--- DATA TO USE ---
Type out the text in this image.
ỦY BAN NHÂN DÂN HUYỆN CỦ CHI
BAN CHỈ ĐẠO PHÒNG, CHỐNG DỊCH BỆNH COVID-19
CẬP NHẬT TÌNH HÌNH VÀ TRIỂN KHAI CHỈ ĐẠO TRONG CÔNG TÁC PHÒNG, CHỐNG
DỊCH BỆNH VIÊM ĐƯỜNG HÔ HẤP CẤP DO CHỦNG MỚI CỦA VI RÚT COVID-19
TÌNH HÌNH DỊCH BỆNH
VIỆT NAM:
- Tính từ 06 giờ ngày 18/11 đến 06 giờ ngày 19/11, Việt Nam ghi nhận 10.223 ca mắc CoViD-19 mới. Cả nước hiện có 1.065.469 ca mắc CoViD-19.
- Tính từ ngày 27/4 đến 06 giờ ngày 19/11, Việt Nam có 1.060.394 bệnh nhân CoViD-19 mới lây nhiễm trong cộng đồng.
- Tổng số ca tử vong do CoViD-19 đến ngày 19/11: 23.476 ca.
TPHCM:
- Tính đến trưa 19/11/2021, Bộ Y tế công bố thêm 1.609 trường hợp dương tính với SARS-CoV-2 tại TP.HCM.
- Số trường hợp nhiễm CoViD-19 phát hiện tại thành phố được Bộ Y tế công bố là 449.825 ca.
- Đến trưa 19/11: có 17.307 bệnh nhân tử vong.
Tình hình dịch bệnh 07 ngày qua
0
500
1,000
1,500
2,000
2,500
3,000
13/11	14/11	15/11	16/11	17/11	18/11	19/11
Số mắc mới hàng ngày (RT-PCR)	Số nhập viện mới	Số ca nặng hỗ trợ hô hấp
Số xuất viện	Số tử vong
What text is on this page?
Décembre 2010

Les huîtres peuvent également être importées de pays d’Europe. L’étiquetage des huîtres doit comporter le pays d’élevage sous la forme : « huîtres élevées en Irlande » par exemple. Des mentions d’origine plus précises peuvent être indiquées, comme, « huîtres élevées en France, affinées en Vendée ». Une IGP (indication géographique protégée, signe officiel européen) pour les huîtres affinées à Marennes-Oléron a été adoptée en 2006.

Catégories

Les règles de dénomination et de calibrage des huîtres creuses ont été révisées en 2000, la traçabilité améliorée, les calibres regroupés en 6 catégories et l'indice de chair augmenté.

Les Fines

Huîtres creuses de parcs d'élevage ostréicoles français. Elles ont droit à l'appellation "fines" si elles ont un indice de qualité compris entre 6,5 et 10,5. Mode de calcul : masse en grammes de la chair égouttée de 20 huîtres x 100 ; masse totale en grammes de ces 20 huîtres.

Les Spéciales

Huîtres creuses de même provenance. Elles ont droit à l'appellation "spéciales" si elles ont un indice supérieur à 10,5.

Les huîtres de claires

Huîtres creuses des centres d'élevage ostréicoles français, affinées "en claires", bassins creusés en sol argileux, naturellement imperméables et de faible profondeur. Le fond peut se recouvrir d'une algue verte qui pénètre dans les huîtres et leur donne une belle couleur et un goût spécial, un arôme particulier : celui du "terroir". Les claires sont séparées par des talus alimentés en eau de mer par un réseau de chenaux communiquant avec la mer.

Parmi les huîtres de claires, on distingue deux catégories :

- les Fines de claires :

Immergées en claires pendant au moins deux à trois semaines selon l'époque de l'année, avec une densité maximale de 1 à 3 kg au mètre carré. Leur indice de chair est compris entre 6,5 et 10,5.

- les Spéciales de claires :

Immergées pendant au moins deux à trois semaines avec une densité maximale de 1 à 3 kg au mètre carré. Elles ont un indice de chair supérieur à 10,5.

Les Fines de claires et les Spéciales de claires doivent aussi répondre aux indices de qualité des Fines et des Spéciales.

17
---
Report only how many lines of the listing hold the word "chair".

#### THE COMPLETED TASK
4